● RECORDS SUPPLIED
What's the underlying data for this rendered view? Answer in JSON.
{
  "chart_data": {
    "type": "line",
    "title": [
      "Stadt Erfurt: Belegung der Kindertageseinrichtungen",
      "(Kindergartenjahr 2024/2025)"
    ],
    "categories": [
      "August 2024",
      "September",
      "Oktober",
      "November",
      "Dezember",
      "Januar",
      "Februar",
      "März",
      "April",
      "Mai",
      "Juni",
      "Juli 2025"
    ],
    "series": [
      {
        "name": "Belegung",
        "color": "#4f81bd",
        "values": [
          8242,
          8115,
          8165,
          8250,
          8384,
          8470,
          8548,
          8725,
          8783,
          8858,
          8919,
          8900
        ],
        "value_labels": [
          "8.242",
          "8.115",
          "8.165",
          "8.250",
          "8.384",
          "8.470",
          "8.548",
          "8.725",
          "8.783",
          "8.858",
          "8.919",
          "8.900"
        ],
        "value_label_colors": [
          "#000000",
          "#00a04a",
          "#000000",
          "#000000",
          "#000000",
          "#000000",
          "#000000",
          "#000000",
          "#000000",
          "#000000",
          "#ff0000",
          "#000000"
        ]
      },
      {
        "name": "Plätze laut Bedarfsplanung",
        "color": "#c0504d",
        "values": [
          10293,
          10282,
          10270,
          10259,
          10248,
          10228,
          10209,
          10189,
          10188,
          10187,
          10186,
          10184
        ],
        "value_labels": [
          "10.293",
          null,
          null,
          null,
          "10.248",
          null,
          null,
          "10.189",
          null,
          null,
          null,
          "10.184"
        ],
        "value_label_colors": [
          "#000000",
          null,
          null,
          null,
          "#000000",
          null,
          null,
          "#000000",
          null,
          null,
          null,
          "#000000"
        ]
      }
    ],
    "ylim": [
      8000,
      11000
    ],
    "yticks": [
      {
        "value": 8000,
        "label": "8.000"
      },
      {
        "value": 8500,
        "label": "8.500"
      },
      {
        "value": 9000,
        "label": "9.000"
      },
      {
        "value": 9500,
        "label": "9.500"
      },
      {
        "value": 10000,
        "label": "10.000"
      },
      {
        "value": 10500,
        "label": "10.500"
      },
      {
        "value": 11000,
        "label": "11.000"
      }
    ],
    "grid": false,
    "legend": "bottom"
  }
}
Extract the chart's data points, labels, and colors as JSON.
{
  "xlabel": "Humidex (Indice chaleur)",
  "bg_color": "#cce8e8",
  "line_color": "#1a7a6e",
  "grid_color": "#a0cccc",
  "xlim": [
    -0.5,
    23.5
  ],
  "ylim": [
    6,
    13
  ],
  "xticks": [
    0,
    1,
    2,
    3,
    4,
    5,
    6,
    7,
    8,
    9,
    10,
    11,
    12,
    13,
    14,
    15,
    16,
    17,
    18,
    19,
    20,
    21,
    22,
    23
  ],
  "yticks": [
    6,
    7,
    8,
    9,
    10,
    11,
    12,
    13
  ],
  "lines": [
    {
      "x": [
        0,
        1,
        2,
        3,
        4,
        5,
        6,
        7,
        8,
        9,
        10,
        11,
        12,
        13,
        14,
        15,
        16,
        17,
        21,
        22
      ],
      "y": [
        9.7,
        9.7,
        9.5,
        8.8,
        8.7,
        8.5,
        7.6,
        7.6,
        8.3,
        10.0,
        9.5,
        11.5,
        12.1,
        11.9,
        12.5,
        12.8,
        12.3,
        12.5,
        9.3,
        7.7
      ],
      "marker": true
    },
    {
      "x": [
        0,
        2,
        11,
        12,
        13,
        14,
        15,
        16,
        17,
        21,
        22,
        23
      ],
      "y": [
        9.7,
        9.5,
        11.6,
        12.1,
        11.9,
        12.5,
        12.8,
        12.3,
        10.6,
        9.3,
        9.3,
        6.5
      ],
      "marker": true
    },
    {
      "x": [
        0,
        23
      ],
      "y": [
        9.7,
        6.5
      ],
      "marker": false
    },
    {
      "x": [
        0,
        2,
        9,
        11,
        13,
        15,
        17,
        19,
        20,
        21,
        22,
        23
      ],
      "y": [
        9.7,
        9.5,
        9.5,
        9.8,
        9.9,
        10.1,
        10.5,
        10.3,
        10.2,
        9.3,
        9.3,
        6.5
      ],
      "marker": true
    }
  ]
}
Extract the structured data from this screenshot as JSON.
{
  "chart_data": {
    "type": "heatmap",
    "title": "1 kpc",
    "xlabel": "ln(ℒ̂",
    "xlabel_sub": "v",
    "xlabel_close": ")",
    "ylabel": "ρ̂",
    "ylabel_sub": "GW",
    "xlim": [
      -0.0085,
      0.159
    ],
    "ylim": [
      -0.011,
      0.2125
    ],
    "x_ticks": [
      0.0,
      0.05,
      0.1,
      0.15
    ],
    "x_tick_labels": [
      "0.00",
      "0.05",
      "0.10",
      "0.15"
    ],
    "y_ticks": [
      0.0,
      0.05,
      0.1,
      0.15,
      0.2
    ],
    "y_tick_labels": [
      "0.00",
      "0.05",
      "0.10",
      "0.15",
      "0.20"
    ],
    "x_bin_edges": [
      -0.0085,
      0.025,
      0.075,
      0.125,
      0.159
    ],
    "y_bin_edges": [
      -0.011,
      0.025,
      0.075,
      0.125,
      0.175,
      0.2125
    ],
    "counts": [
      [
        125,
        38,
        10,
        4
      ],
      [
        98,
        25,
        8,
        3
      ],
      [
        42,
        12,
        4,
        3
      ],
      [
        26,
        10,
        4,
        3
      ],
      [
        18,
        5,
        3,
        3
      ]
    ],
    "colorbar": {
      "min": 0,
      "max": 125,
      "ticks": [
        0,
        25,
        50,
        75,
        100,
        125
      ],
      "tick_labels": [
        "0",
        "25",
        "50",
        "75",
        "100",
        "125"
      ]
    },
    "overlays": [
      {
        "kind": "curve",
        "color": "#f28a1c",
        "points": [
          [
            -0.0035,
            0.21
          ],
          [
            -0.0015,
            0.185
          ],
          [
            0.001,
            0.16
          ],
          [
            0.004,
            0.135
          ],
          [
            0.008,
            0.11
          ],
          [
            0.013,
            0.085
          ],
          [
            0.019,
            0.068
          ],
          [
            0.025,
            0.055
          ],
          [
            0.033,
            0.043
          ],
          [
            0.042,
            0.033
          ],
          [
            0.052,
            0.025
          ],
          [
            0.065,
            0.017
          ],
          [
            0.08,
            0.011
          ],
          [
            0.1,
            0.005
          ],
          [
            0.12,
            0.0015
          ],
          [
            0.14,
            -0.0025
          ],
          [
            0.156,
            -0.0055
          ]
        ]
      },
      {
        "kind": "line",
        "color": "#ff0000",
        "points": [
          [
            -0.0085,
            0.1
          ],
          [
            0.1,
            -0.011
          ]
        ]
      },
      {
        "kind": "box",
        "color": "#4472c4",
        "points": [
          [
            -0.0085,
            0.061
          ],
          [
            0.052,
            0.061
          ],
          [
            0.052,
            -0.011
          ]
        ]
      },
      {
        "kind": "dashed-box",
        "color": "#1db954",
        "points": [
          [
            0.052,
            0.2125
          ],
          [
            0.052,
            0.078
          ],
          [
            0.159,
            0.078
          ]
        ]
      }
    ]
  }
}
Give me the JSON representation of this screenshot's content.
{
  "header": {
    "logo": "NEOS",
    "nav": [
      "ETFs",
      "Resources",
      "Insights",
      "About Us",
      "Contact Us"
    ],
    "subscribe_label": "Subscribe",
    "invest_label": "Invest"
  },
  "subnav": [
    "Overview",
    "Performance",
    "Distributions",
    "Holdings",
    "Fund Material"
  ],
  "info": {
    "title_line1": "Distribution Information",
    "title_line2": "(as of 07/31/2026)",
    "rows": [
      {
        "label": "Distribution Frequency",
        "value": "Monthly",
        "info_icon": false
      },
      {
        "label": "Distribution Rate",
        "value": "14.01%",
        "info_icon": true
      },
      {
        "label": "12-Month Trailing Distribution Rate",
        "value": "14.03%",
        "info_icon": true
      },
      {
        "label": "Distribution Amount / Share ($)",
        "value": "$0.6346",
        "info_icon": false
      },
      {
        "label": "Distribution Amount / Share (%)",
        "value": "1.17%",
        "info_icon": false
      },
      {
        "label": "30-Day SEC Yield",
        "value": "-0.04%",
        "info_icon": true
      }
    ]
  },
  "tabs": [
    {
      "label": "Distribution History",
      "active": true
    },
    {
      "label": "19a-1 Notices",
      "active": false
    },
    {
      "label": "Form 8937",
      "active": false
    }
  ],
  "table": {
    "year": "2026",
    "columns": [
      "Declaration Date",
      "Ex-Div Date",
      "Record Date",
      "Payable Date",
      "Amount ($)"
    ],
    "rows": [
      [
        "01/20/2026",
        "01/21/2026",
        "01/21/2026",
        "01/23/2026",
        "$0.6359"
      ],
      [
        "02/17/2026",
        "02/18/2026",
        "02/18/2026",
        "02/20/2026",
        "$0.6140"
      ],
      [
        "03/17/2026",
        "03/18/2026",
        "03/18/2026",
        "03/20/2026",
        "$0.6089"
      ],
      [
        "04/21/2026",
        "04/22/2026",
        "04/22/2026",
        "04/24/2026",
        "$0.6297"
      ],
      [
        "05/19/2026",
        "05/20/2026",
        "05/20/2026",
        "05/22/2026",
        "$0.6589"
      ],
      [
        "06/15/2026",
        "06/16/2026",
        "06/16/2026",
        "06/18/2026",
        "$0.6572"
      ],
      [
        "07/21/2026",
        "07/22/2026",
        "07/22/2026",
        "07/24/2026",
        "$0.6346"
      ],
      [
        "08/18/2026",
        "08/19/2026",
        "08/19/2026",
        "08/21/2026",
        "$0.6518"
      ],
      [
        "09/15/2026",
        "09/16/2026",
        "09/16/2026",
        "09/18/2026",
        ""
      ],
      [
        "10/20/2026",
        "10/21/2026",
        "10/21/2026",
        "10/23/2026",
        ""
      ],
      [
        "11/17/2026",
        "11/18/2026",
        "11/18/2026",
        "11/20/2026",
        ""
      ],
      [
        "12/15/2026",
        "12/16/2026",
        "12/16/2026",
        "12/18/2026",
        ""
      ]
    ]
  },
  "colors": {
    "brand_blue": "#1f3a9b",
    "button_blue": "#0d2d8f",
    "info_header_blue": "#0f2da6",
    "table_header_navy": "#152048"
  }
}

● TASK OBJECTIVE
Pick out the lines above containing the word "screenshot", then copy them.

● REPLY
Extract the structured data from this screenshot as JSON.
Give me the JSON representation of this screenshot's content.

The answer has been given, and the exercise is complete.